▸ TASK INPUTS:

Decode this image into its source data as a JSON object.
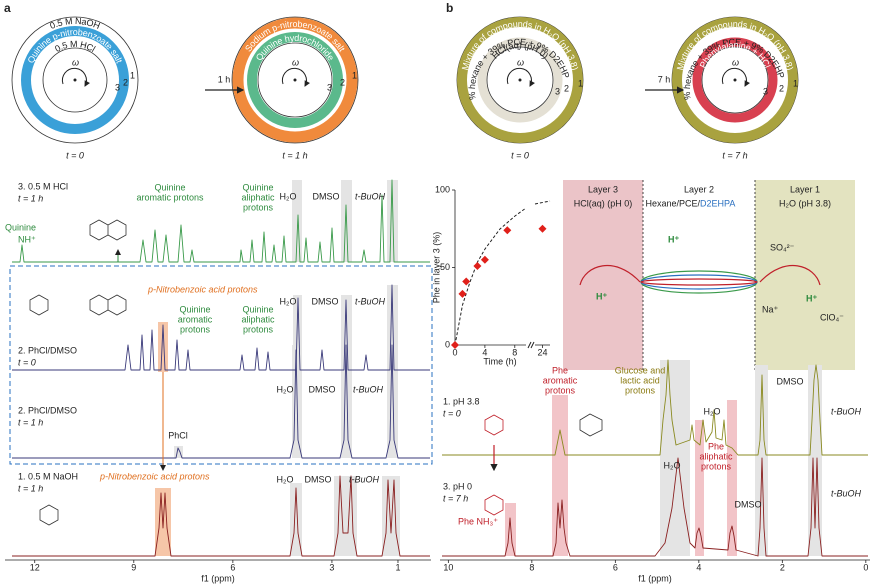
{
  "ring_labels": {
    "numbers": [
      "1",
      "2",
      "3"
    ],
    "omega": "ω"
  },
  "panel_a": {
    "label": "a",
    "ring_1": {
      "outer": "0.5 M NaOH",
      "middle": "Quinine p-nitrobenzoate salt",
      "inner": "0.5 M HCl",
      "time": "t = 0"
    },
    "arrow": "1 h",
    "ring_2": {
      "outer": "Sodium p-nitrobenzoate salt",
      "inner": "Quinine hydrochloride",
      "time": "t = 1 h"
    },
    "spectra": [
      {
        "name": "3. 0.5 M HCl",
        "time": "t = 1 h",
        "labels": [
          "Quinine",
          "NH⁺",
          "Quinine",
          "aromatic protons",
          "Quinine",
          "aliphatic",
          "protons",
          "H₂O",
          "DMSO",
          "t-BuOH"
        ]
      },
      {
        "name": "2. PhCl/DMSO",
        "time": "t = 0",
        "labels": [
          "p-Nitrobenzoic acid protons",
          "Quinine",
          "aromatic",
          "protons",
          "Quinine",
          "aliphatic",
          "protons",
          "H₂O",
          "DMSO",
          "t-BuOH"
        ]
      },
      {
        "name": "2. PhCl/DMSO",
        "time": "t = 1 h",
        "labels": [
          "PhCl",
          "H₂O",
          "DMSO",
          "t-BuOH"
        ]
      },
      {
        "name": "1. 0.5 M NaOH",
        "time": "t = 1 h",
        "labels": [
          "p-Nitrobenzoic acid protons",
          "H₂O",
          "DMSO",
          "t-BuOH"
        ]
      }
    ],
    "axis": {
      "xlim": [
        12.9,
        0
      ],
      "xticks": [
        12,
        9,
        6,
        3,
        1
      ],
      "label": "f1 (ppm)"
    }
  },
  "panel_b": {
    "label": "b",
    "ring_3": {
      "outer": "Mixture of compounds in H₂O (pH 3.8)",
      "middle": "52% hexane + 39% PCE + 9% D2EHPA",
      "inner": "HCl(aq) (pH 0)",
      "time": "t = 0"
    },
    "arrow": "7 h",
    "ring_4": {
      "outer": "Mixture of compounds in H₂O (pH 3.8)",
      "middle": "52% hexane + 39% PCE + 9% D2EHPA",
      "inner": "Phenylalanine + HCl",
      "time": "t = 7 h"
    },
    "inset": {
      "y_label": "Phe in layer 3 (%)",
      "x_label": "Time (h)",
      "x": [
        0,
        1,
        1.5,
        3,
        4,
        7,
        24
      ],
      "values": [
        0,
        33,
        41,
        51,
        55,
        74,
        75
      ],
      "color": "#e0201a",
      "ylim": [
        0,
        100
      ],
      "yticks": [
        0,
        50,
        100
      ],
      "xlim": [
        0,
        25
      ],
      "xbreak": [
        9.5,
        23
      ],
      "xticks": [
        0,
        4,
        8,
        24
      ]
    },
    "layers": [
      {
        "name": "Layer 3",
        "medium": "HCl(aq) (pH 0)"
      },
      {
        "name": "Layer 2",
        "medium": "Hexane/PCE/",
        "extractant": "D2EHPA"
      },
      {
        "name": "Layer 1",
        "medium": "H₂O (pH 3.8)"
      }
    ],
    "species": [
      "H⁺",
      "H⁺",
      "SO₄²⁻",
      "Na⁺",
      "ClO₄⁻",
      "H⁺"
    ],
    "spectra": [
      {
        "name": "1. pH 3.8",
        "time": "t = 0",
        "labels": [
          "Phe",
          "aromatic",
          "protons",
          "Glucose and",
          "lactic acid",
          "protons",
          "H₂O",
          "DMSO",
          "t-BuOH"
        ]
      },
      {
        "name": "3. pH 0",
        "time": "t = 7 h",
        "labels": [
          "Phe NH₃⁺",
          "H₂O",
          "Phe",
          "aliphatic",
          "protons",
          "DMSO",
          "t-BuOH"
        ]
      }
    ],
    "axis": {
      "xlim": [
        10.2,
        -0.1
      ],
      "xticks": [
        10,
        8,
        6,
        4,
        2,
        0
      ],
      "label": "f1 (ppm)"
    }
  }
}
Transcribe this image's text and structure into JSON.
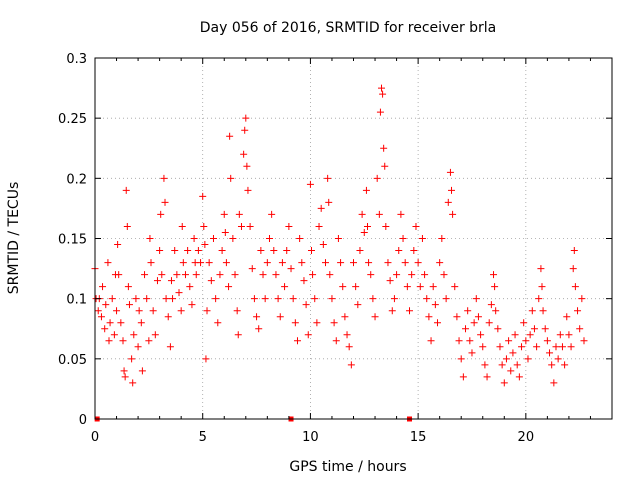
{
  "chart_data": {
    "type": "scatter",
    "title": "Day 056 of 2016, SRMTID for receiver brla",
    "xlabel": "GPS time / hours",
    "ylabel": "SRMTID / TECUs",
    "xlim": [
      0,
      24
    ],
    "ylim": [
      0,
      0.3
    ],
    "xticks": [
      0,
      5,
      10,
      15,
      20
    ],
    "xtick_labels": [
      "0",
      "5",
      "10",
      "15",
      "20"
    ],
    "yticks": [
      0,
      0.05,
      0.1,
      0.15,
      0.2,
      0.25,
      0.3
    ],
    "ytick_labels": [
      "0",
      "0.05",
      "0.1",
      "0.15",
      "0.2",
      "0.25",
      "0.3"
    ],
    "grid": true,
    "marker": "+",
    "color": "#ff0000",
    "series": [
      {
        "name": "SRMTID",
        "points": [
          [
            0.0,
            0.125
          ],
          [
            0.05,
            0.1
          ],
          [
            0.15,
            0.09
          ],
          [
            0.2,
            0.1
          ],
          [
            0.3,
            0.085
          ],
          [
            0.35,
            0.11
          ],
          [
            0.45,
            0.075
          ],
          [
            0.5,
            0.095
          ],
          [
            0.6,
            0.13
          ],
          [
            0.65,
            0.065
          ],
          [
            0.7,
            0.08
          ],
          [
            0.8,
            0.1
          ],
          [
            0.9,
            0.07
          ],
          [
            0.95,
            0.12
          ],
          [
            1.0,
            0.09
          ],
          [
            1.05,
            0.145
          ],
          [
            1.1,
            0.12
          ],
          [
            1.2,
            0.08
          ],
          [
            1.3,
            0.065
          ],
          [
            1.35,
            0.04
          ],
          [
            1.4,
            0.035
          ],
          [
            1.45,
            0.19
          ],
          [
            1.5,
            0.16
          ],
          [
            1.55,
            0.11
          ],
          [
            1.6,
            0.095
          ],
          [
            1.7,
            0.05
          ],
          [
            1.75,
            0.03
          ],
          [
            1.8,
            0.07
          ],
          [
            1.9,
            0.1
          ],
          [
            2.0,
            0.06
          ],
          [
            2.05,
            0.09
          ],
          [
            2.15,
            0.08
          ],
          [
            2.2,
            0.04
          ],
          [
            2.3,
            0.12
          ],
          [
            2.4,
            0.1
          ],
          [
            2.5,
            0.065
          ],
          [
            2.55,
            0.15
          ],
          [
            2.6,
            0.13
          ],
          [
            2.7,
            0.09
          ],
          [
            2.8,
            0.07
          ],
          [
            2.9,
            0.115
          ],
          [
            3.0,
            0.14
          ],
          [
            3.05,
            0.17
          ],
          [
            3.1,
            0.12
          ],
          [
            3.2,
            0.2
          ],
          [
            3.25,
            0.18
          ],
          [
            3.3,
            0.1
          ],
          [
            3.4,
            0.085
          ],
          [
            3.5,
            0.06
          ],
          [
            3.55,
            0.115
          ],
          [
            3.6,
            0.1
          ],
          [
            3.7,
            0.14
          ],
          [
            3.8,
            0.12
          ],
          [
            3.9,
            0.105
          ],
          [
            4.0,
            0.09
          ],
          [
            4.05,
            0.16
          ],
          [
            4.1,
            0.13
          ],
          [
            4.2,
            0.12
          ],
          [
            4.3,
            0.14
          ],
          [
            4.4,
            0.11
          ],
          [
            4.5,
            0.095
          ],
          [
            4.6,
            0.15
          ],
          [
            4.65,
            0.13
          ],
          [
            4.7,
            0.12
          ],
          [
            4.8,
            0.14
          ],
          [
            4.9,
            0.13
          ],
          [
            5.0,
            0.185
          ],
          [
            5.05,
            0.16
          ],
          [
            5.1,
            0.145
          ],
          [
            5.15,
            0.05
          ],
          [
            5.2,
            0.09
          ],
          [
            5.3,
            0.13
          ],
          [
            5.4,
            0.115
          ],
          [
            5.5,
            0.15
          ],
          [
            5.6,
            0.1
          ],
          [
            5.7,
            0.08
          ],
          [
            5.8,
            0.12
          ],
          [
            5.9,
            0.14
          ],
          [
            6.0,
            0.17
          ],
          [
            6.05,
            0.155
          ],
          [
            6.1,
            0.13
          ],
          [
            6.2,
            0.11
          ],
          [
            6.25,
            0.235
          ],
          [
            6.3,
            0.2
          ],
          [
            6.4,
            0.15
          ],
          [
            6.5,
            0.12
          ],
          [
            6.6,
            0.09
          ],
          [
            6.65,
            0.07
          ],
          [
            6.7,
            0.17
          ],
          [
            6.8,
            0.16
          ],
          [
            6.9,
            0.22
          ],
          [
            6.95,
            0.24
          ],
          [
            7.0,
            0.25
          ],
          [
            7.05,
            0.21
          ],
          [
            7.1,
            0.19
          ],
          [
            7.2,
            0.16
          ],
          [
            7.3,
            0.125
          ],
          [
            7.4,
            0.1
          ],
          [
            7.5,
            0.085
          ],
          [
            7.6,
            0.075
          ],
          [
            7.7,
            0.14
          ],
          [
            7.8,
            0.12
          ],
          [
            7.9,
            0.1
          ],
          [
            8.0,
            0.13
          ],
          [
            8.1,
            0.15
          ],
          [
            8.2,
            0.17
          ],
          [
            8.3,
            0.14
          ],
          [
            8.4,
            0.12
          ],
          [
            8.5,
            0.1
          ],
          [
            8.6,
            0.085
          ],
          [
            8.7,
            0.13
          ],
          [
            8.8,
            0.11
          ],
          [
            8.9,
            0.14
          ],
          [
            9.0,
            0.16
          ],
          [
            9.1,
            0.125
          ],
          [
            9.2,
            0.1
          ],
          [
            9.3,
            0.08
          ],
          [
            9.4,
            0.065
          ],
          [
            9.5,
            0.15
          ],
          [
            9.6,
            0.13
          ],
          [
            9.7,
            0.115
          ],
          [
            9.8,
            0.095
          ],
          [
            9.9,
            0.07
          ],
          [
            10.0,
            0.195
          ],
          [
            10.05,
            0.14
          ],
          [
            10.1,
            0.12
          ],
          [
            10.2,
            0.1
          ],
          [
            10.3,
            0.08
          ],
          [
            10.4,
            0.16
          ],
          [
            10.5,
            0.175
          ],
          [
            10.6,
            0.145
          ],
          [
            10.7,
            0.13
          ],
          [
            10.8,
            0.2
          ],
          [
            10.85,
            0.18
          ],
          [
            10.9,
            0.12
          ],
          [
            11.0,
            0.1
          ],
          [
            11.1,
            0.08
          ],
          [
            11.2,
            0.065
          ],
          [
            11.3,
            0.15
          ],
          [
            11.4,
            0.13
          ],
          [
            11.5,
            0.11
          ],
          [
            11.6,
            0.085
          ],
          [
            11.7,
            0.07
          ],
          [
            11.8,
            0.06
          ],
          [
            11.9,
            0.045
          ],
          [
            12.0,
            0.13
          ],
          [
            12.1,
            0.11
          ],
          [
            12.2,
            0.095
          ],
          [
            12.3,
            0.14
          ],
          [
            12.4,
            0.17
          ],
          [
            12.5,
            0.155
          ],
          [
            12.6,
            0.19
          ],
          [
            12.65,
            0.16
          ],
          [
            12.7,
            0.13
          ],
          [
            12.8,
            0.12
          ],
          [
            12.9,
            0.1
          ],
          [
            13.0,
            0.085
          ],
          [
            13.1,
            0.2
          ],
          [
            13.2,
            0.17
          ],
          [
            13.25,
            0.255
          ],
          [
            13.3,
            0.275
          ],
          [
            13.35,
            0.27
          ],
          [
            13.4,
            0.225
          ],
          [
            13.45,
            0.21
          ],
          [
            13.5,
            0.16
          ],
          [
            13.6,
            0.13
          ],
          [
            13.7,
            0.115
          ],
          [
            13.8,
            0.09
          ],
          [
            13.9,
            0.1
          ],
          [
            14.0,
            0.12
          ],
          [
            14.1,
            0.14
          ],
          [
            14.2,
            0.17
          ],
          [
            14.3,
            0.15
          ],
          [
            14.4,
            0.13
          ],
          [
            14.5,
            0.11
          ],
          [
            14.6,
            0.09
          ],
          [
            14.7,
            0.12
          ],
          [
            14.8,
            0.14
          ],
          [
            14.9,
            0.16
          ],
          [
            15.0,
            0.13
          ],
          [
            15.1,
            0.11
          ],
          [
            15.2,
            0.15
          ],
          [
            15.3,
            0.12
          ],
          [
            15.4,
            0.1
          ],
          [
            15.5,
            0.085
          ],
          [
            15.6,
            0.065
          ],
          [
            15.7,
            0.11
          ],
          [
            15.8,
            0.095
          ],
          [
            15.9,
            0.08
          ],
          [
            16.0,
            0.13
          ],
          [
            16.1,
            0.15
          ],
          [
            16.2,
            0.12
          ],
          [
            16.3,
            0.1
          ],
          [
            16.4,
            0.18
          ],
          [
            16.5,
            0.205
          ],
          [
            16.55,
            0.19
          ],
          [
            16.6,
            0.17
          ],
          [
            16.7,
            0.11
          ],
          [
            16.8,
            0.085
          ],
          [
            16.9,
            0.065
          ],
          [
            17.0,
            0.05
          ],
          [
            17.1,
            0.035
          ],
          [
            17.2,
            0.075
          ],
          [
            17.3,
            0.09
          ],
          [
            17.4,
            0.065
          ],
          [
            17.5,
            0.055
          ],
          [
            17.6,
            0.08
          ],
          [
            17.7,
            0.1
          ],
          [
            17.8,
            0.085
          ],
          [
            17.9,
            0.07
          ],
          [
            18.0,
            0.06
          ],
          [
            18.1,
            0.045
          ],
          [
            18.2,
            0.035
          ],
          [
            18.3,
            0.08
          ],
          [
            18.4,
            0.095
          ],
          [
            18.5,
            0.12
          ],
          [
            18.55,
            0.11
          ],
          [
            18.6,
            0.09
          ],
          [
            18.7,
            0.075
          ],
          [
            18.8,
            0.06
          ],
          [
            18.9,
            0.045
          ],
          [
            19.0,
            0.03
          ],
          [
            19.1,
            0.05
          ],
          [
            19.2,
            0.065
          ],
          [
            19.3,
            0.04
          ],
          [
            19.4,
            0.055
          ],
          [
            19.5,
            0.07
          ],
          [
            19.6,
            0.045
          ],
          [
            19.7,
            0.035
          ],
          [
            19.8,
            0.06
          ],
          [
            19.9,
            0.08
          ],
          [
            20.0,
            0.065
          ],
          [
            20.1,
            0.05
          ],
          [
            20.2,
            0.07
          ],
          [
            20.3,
            0.09
          ],
          [
            20.4,
            0.075
          ],
          [
            20.5,
            0.06
          ],
          [
            20.6,
            0.1
          ],
          [
            20.7,
            0.125
          ],
          [
            20.75,
            0.11
          ],
          [
            20.8,
            0.09
          ],
          [
            20.9,
            0.075
          ],
          [
            21.0,
            0.065
          ],
          [
            21.1,
            0.055
          ],
          [
            21.2,
            0.045
          ],
          [
            21.3,
            0.03
          ],
          [
            21.4,
            0.06
          ],
          [
            21.5,
            0.05
          ],
          [
            21.6,
            0.07
          ],
          [
            21.7,
            0.06
          ],
          [
            21.8,
            0.045
          ],
          [
            21.9,
            0.085
          ],
          [
            22.0,
            0.07
          ],
          [
            22.1,
            0.06
          ],
          [
            22.2,
            0.125
          ],
          [
            22.25,
            0.14
          ],
          [
            22.3,
            0.11
          ],
          [
            22.4,
            0.09
          ],
          [
            22.5,
            0.075
          ],
          [
            22.6,
            0.1
          ],
          [
            22.7,
            0.065
          ]
        ]
      }
    ],
    "zero_markers_x": [
      0.1,
      9.1,
      14.6
    ]
  }
}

▸ YOUR GOAL: Filter the records down to the lines that contain the string "image", and copy those lines.

▸ TASK OUTPUT:
Decode this image into its source data as a JSON object.
Transcribe this image's text and structure into JSON.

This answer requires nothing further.